Task instructions =
Find the lines holding the word "calls" and collect them.

Provided data =
* * *

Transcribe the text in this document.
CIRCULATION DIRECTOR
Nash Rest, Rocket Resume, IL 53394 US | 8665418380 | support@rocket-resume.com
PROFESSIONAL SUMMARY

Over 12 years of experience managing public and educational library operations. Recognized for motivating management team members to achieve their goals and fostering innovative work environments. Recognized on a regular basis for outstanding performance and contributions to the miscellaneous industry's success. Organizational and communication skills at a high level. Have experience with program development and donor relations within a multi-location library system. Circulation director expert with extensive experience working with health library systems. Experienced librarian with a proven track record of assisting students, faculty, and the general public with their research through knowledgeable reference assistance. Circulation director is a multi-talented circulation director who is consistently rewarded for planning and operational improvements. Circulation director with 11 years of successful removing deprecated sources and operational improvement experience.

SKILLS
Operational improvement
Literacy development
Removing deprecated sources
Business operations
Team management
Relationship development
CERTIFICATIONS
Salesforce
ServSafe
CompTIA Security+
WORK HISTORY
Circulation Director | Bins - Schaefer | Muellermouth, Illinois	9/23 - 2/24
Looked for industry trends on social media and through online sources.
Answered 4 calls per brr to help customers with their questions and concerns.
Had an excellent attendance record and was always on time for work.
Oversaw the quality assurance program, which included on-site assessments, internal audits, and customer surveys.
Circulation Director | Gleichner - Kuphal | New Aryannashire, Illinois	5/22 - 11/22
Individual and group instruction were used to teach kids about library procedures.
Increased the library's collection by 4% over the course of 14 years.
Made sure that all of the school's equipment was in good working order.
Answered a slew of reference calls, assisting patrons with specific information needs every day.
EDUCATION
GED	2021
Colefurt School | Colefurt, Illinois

* * *

Exercise solution =
Answered 4 calls per brr to help customers with their questions and concerns.
Answered a slew of reference calls, assisting patrons with specific information needs every day.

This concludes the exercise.